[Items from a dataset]
— START —
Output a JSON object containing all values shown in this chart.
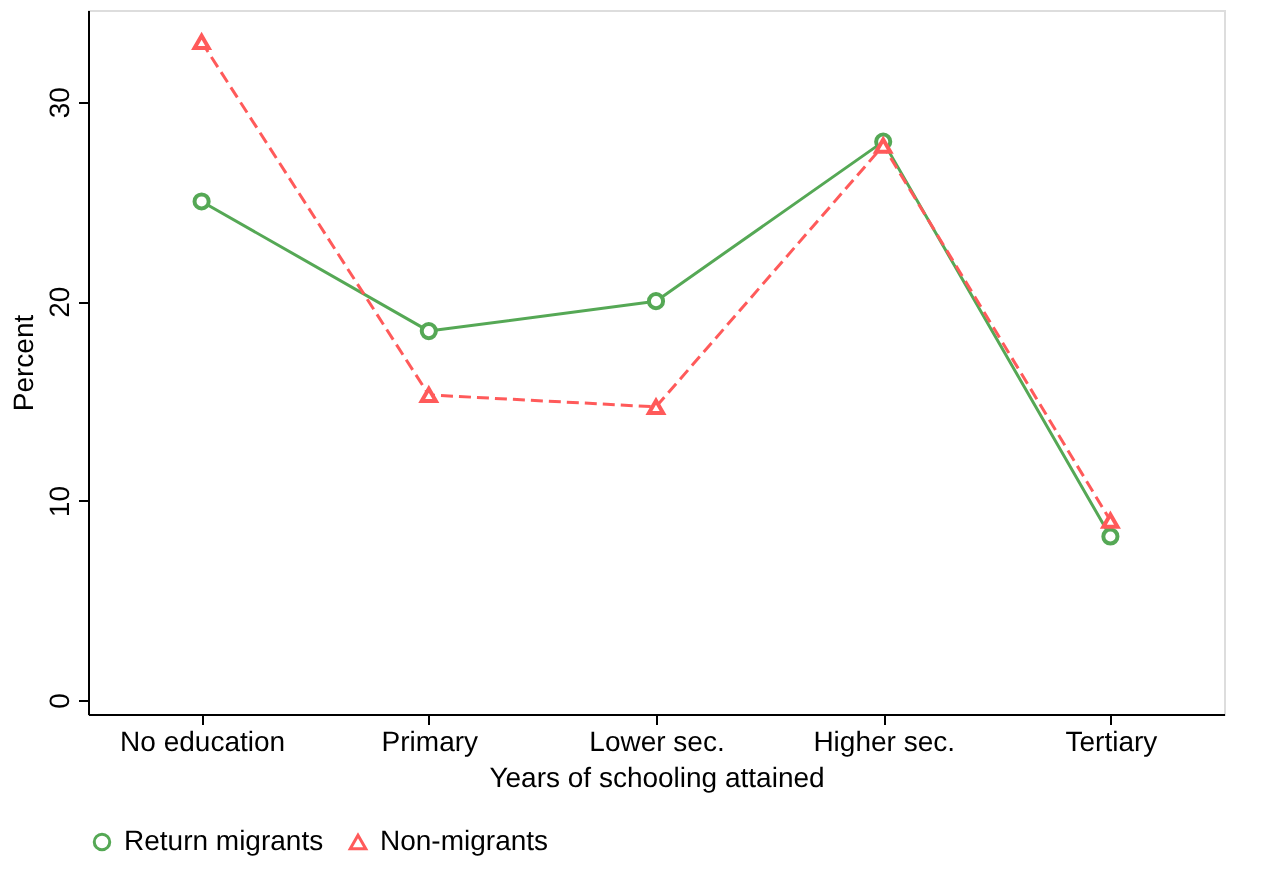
{
  "chart_data": {
    "type": "line",
    "xlabel": "Years of schooling attained",
    "ylabel": "Percent",
    "categories": [
      "No education",
      "Primary",
      "Lower sec.",
      "Higher sec.",
      "Tertiary"
    ],
    "series": [
      {
        "name": "Return migrants",
        "color": "#55a855",
        "values": [
          25,
          18.5,
          20,
          28,
          8.2
        ],
        "marker": "circle",
        "line_style": "solid"
      },
      {
        "name": "Non-migrants",
        "color": "#ff5a5a",
        "values": [
          33,
          15.3,
          14.7,
          27.8,
          9
        ],
        "marker": "triangle",
        "line_style": "dashed"
      }
    ],
    "ylim": [
      -0.7,
      34.6
    ],
    "yticks": [
      0,
      10,
      20,
      30
    ],
    "grid": false,
    "legend": "bottom"
  }
}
— END —
Repeat the material above in full and exactly, omitting the pictures.

→ **Task solution**
Output a JSON object containing all values shown in this chart.
{
  "chart_data": {
    "type": "line",
    "xlabel": "Years of schooling attained",
    "ylabel": "Percent",
    "categories": [
      "No education",
      "Primary",
      "Lower sec.",
      "Higher sec.",
      "Tertiary"
    ],
    "series": [
      {
        "name": "Return migrants",
        "color": "#55a855",
        "values": [
          25,
          18.5,
          20,
          28,
          8.2
        ],
        "marker": "circle",
        "line_style": "solid"
      },
      {
        "name": "Non-migrants",
        "color": "#ff5a5a",
        "values": [
          33,
          15.3,
          14.7,
          27.8,
          9
        ],
        "marker": "triangle",
        "line_style": "dashed"
      }
    ],
    "ylim": [
      -0.7,
      34.6
    ],
    "yticks": [
      0,
      10,
      20,
      30
    ],
    "grid": false,
    "legend": "bottom"
  }
}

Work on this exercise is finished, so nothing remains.